━━━ Input material ━━━
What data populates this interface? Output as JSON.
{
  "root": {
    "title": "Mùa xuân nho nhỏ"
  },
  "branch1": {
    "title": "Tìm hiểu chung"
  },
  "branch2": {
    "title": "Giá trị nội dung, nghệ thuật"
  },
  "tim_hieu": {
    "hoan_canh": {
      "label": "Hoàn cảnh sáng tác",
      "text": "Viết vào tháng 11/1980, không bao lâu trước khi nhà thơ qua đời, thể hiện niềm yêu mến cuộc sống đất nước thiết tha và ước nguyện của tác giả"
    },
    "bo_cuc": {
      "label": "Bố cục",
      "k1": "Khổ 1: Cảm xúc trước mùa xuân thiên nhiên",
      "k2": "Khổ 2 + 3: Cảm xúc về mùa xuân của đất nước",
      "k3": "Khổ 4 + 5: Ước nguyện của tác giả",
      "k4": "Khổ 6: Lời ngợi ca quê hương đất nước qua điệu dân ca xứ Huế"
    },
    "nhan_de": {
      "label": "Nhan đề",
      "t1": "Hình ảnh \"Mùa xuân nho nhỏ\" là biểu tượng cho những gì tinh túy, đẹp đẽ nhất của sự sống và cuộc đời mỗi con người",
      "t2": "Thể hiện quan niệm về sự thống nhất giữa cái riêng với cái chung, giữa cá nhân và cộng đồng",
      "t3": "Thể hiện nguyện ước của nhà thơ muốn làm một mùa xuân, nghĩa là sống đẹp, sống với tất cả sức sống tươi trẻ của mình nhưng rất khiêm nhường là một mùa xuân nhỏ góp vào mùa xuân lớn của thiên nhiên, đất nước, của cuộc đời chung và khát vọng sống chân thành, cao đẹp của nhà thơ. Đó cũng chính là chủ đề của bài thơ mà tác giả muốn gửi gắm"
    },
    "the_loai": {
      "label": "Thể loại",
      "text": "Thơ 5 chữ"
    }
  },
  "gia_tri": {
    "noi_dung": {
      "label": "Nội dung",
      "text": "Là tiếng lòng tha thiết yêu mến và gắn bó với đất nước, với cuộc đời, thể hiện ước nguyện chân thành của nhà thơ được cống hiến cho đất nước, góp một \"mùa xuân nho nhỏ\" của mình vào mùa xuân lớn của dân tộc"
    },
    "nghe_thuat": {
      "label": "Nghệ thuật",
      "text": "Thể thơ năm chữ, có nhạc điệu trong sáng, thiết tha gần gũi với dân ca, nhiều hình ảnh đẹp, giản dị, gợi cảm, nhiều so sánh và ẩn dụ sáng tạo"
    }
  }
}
━━━
Work required
Your task is to print the whole listing again exactly.

Full response
What data populates this interface? Output as JSON.
{
  "root": {
    "title": "Mùa xuân nho nhỏ"
  },
  "branch1": {
    "title": "Tìm hiểu chung"
  },
  "branch2": {
    "title": "Giá trị nội dung, nghệ thuật"
  },
  "tim_hieu": {
    "hoan_canh": {
      "label": "Hoàn cảnh sáng tác",
      "text": "Viết vào tháng 11/1980, không bao lâu trước khi nhà thơ qua đời, thể hiện niềm yêu mến cuộc sống đất nước thiết tha và ước nguyện của tác giả"
    },
    "bo_cuc": {
      "label": "Bố cục",
      "k1": "Khổ 1: Cảm xúc trước mùa xuân thiên nhiên",
      "k2": "Khổ 2 + 3: Cảm xúc về mùa xuân của đất nước",
      "k3": "Khổ 4 + 5: Ước nguyện của tác giả",
      "k4": "Khổ 6: Lời ngợi ca quê hương đất nước qua điệu dân ca xứ Huế"
    },
    "nhan_de": {
      "label": "Nhan đề",
      "t1": "Hình ảnh \"Mùa xuân nho nhỏ\" là biểu tượng cho những gì tinh túy, đẹp đẽ nhất của sự sống và cuộc đời mỗi con người",
      "t2": "Thể hiện quan niệm về sự thống nhất giữa cái riêng với cái chung, giữa cá nhân và cộng đồng",
      "t3": "Thể hiện nguyện ước của nhà thơ muốn làm một mùa xuân, nghĩa là sống đẹp, sống với tất cả sức sống tươi trẻ của mình nhưng rất khiêm nhường là một mùa xuân nhỏ góp vào mùa xuân lớn của thiên nhiên, đất nước, của cuộc đời chung và khát vọng sống chân thành, cao đẹp của nhà thơ. Đó cũng chính là chủ đề của bài thơ mà tác giả muốn gửi gắm"
    },
    "the_loai": {
      "label": "Thể loại",
      "text": "Thơ 5 chữ"
    }
  },
  "gia_tri": {
    "noi_dung": {
      "label": "Nội dung",
      "text": "Là tiếng lòng tha thiết yêu mến và gắn bó với đất nước, với cuộc đời, thể hiện ước nguyện chân thành của nhà thơ được cống hiến cho đất nước, góp một \"mùa xuân nho nhỏ\" của mình vào mùa xuân lớn của dân tộc"
    },
    "nghe_thuat": {
      "label": "Nghệ thuật",
      "text": "Thể thơ năm chữ, có nhạc điệu trong sáng, thiết tha gần gũi với dân ca, nhiều hình ảnh đẹp, giản dị, gợi cảm, nhiều so sánh và ẩn dụ sáng tạo"
    }
  }
}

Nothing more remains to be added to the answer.